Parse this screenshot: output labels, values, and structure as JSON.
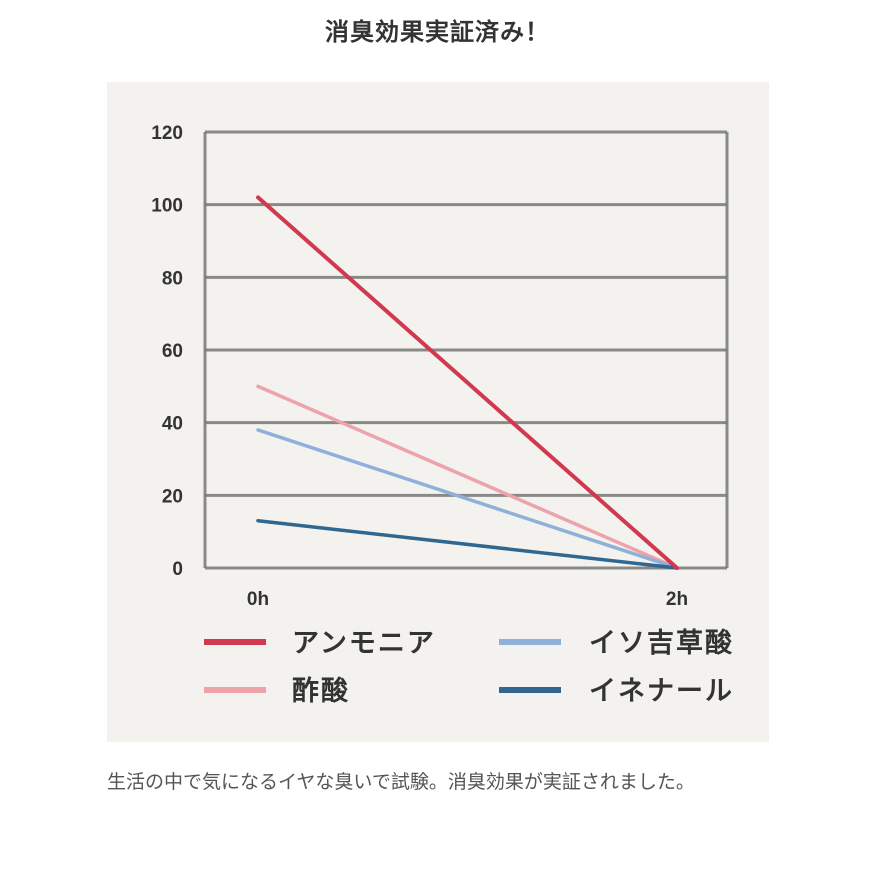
{
  "title": "消臭効果実証済み！",
  "caption": "生活の中で気になるイヤな臭いで試験。消臭効果が実証されました。",
  "colors": {
    "panel_bg": "#f3f2ee",
    "grid": "#777777",
    "ammonia": "#d2394f",
    "acetic_acid": "#eea2aa",
    "isovaleric_acid": "#8fb0d8",
    "nonenal": "#2f6790"
  },
  "chart_data": {
    "type": "line",
    "title": "消臭効果実証済み！",
    "xlabel": "",
    "ylabel": "",
    "x": [
      "0h",
      "2h"
    ],
    "yticks": [
      "0",
      "20",
      "40",
      "60",
      "80",
      "100",
      "120"
    ],
    "ylim": [
      0,
      120
    ],
    "grid": true,
    "legend_position": "bottom",
    "series": [
      {
        "name": "アンモニア",
        "values": [
          102,
          0
        ],
        "color": "#d2394f"
      },
      {
        "name": "イソ吉草酸",
        "values": [
          38,
          0
        ],
        "color": "#8fb0d8"
      },
      {
        "name": "酢酸",
        "values": [
          50,
          0
        ],
        "color": "#eea2aa"
      },
      {
        "name": "イネナール",
        "values": [
          13,
          0
        ],
        "color": "#2f6790"
      }
    ]
  },
  "legend": [
    {
      "label": "アンモニア",
      "color": "#d2394f"
    },
    {
      "label": "イソ吉草酸",
      "color": "#8fb0d8"
    },
    {
      "label": "酢酸",
      "color": "#eea2aa"
    },
    {
      "label": "イネナール",
      "color": "#2f6790"
    }
  ]
}
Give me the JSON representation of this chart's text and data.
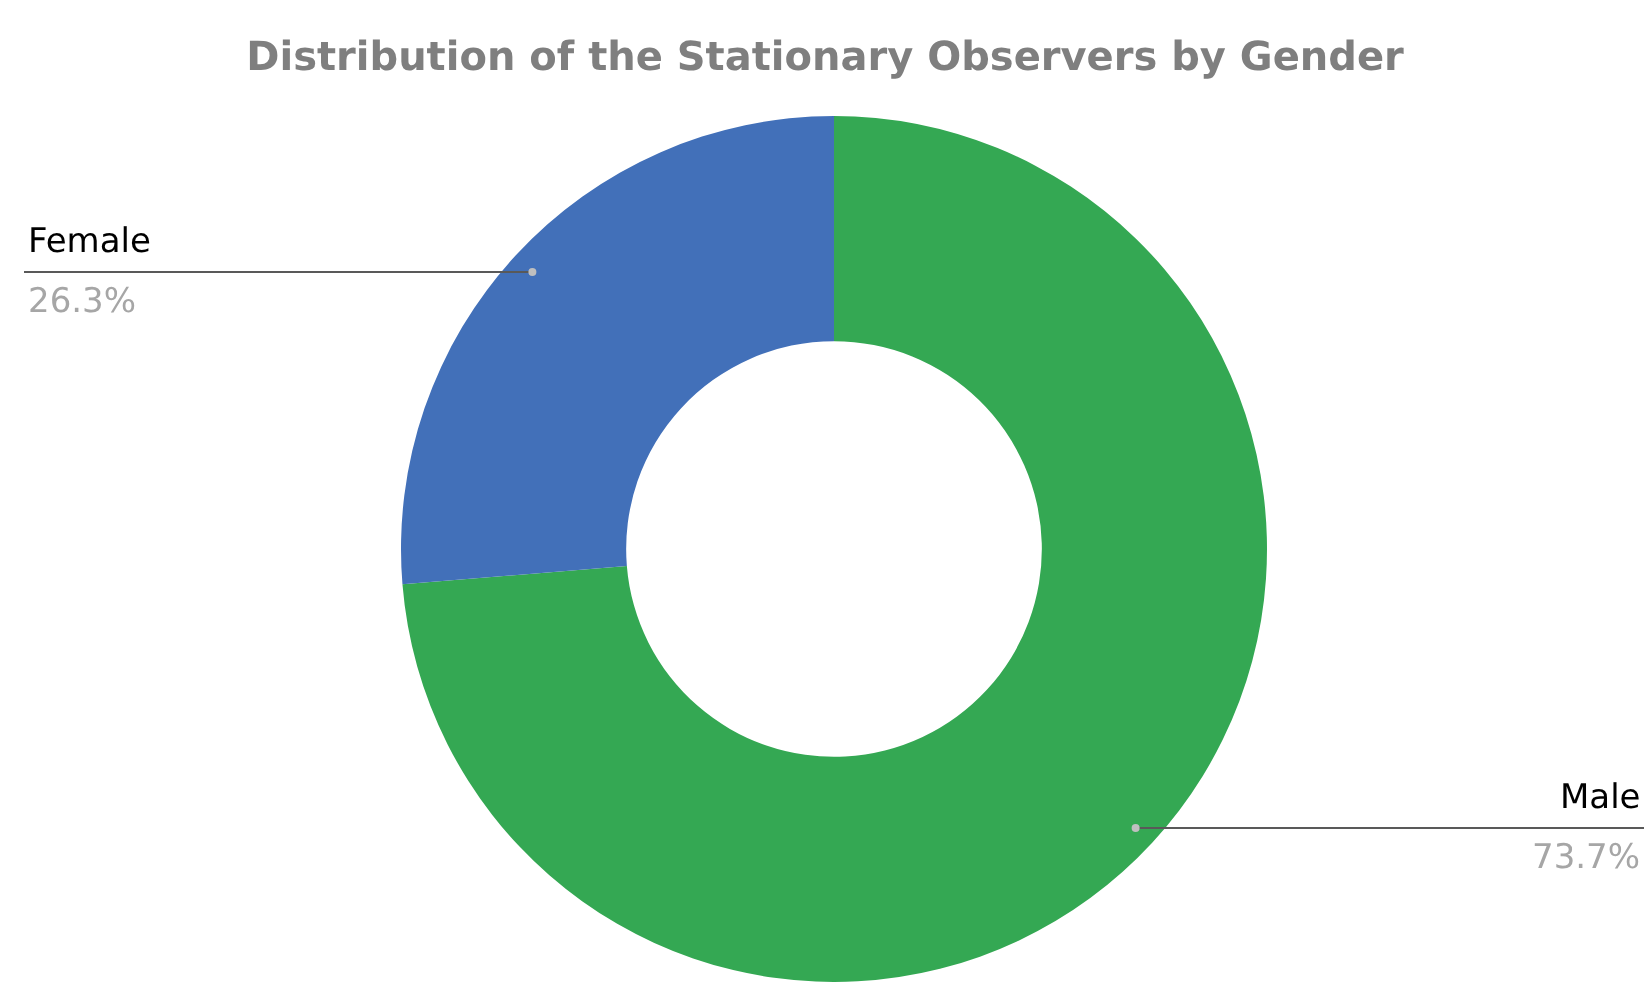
{
  "chart_data": {
    "type": "donut",
    "title": "Distribution of the Stationary Observers by Gender",
    "categories": [
      "Male",
      "Female"
    ],
    "values": [
      73.7,
      26.3
    ],
    "colors": [
      "#34a853",
      "#4270b9"
    ],
    "value_labels": [
      "73.7%",
      "26.3%"
    ]
  }
}
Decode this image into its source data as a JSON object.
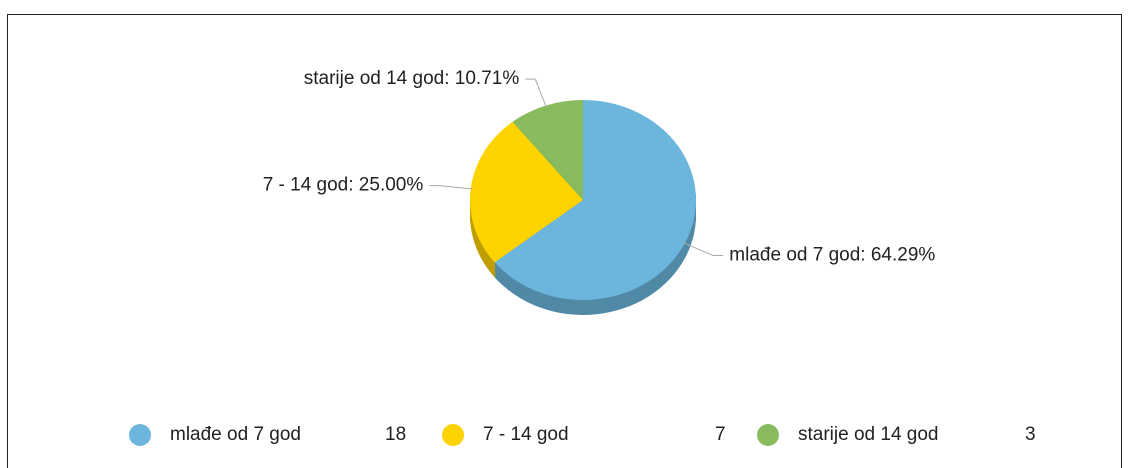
{
  "chart_data": {
    "type": "pie",
    "categories": [
      "mlađe od 7 god",
      "7 - 14 god",
      "starije od 14 god"
    ],
    "values": [
      64.29,
      25.0,
      10.71
    ],
    "value_labels": [
      "mlađe od 7 god: 64.29%",
      "7 - 14 god: 25.00%",
      "starije od 14 god: 10.71%"
    ],
    "counts": [
      18,
      7,
      3
    ],
    "colors": [
      "#6cb6dd",
      "#ffd300",
      "#88bb5e"
    ],
    "legend": "bottom"
  }
}
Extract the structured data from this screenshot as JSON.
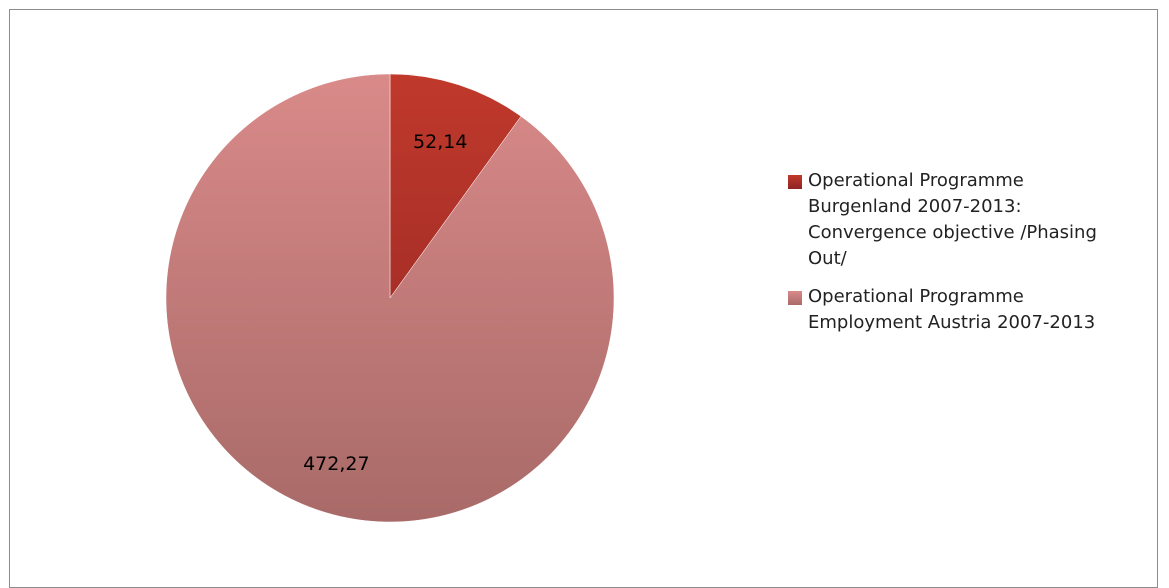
{
  "chart_data": {
    "type": "pie",
    "title": "",
    "slices": [
      {
        "label": "Operational Programme Burgenland 2007-2013: Convergence objective /Phasing Out/",
        "value": 52.14,
        "display_value": "52,14",
        "color": "#c0392b",
        "color_dark": "#8e2424"
      },
      {
        "label": "Operational Programme Employment Austria 2007-2013",
        "value": 472.27,
        "display_value": "472,27",
        "color": "#d98a89",
        "color_dark": "#a86a68"
      }
    ],
    "legend_placement": "right",
    "data_labels": true
  }
}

§ §

- _Directive_
Scan the material above. Copy each line that holds the word "JSON".

- _In response_
Parse this screenshot: output labels, values, and structure as JSON.
Give me the JSON representation of this chart's text and data.
Decode this image into its source data as a JSON object.
Extract the structured data from this screenshot as JSON.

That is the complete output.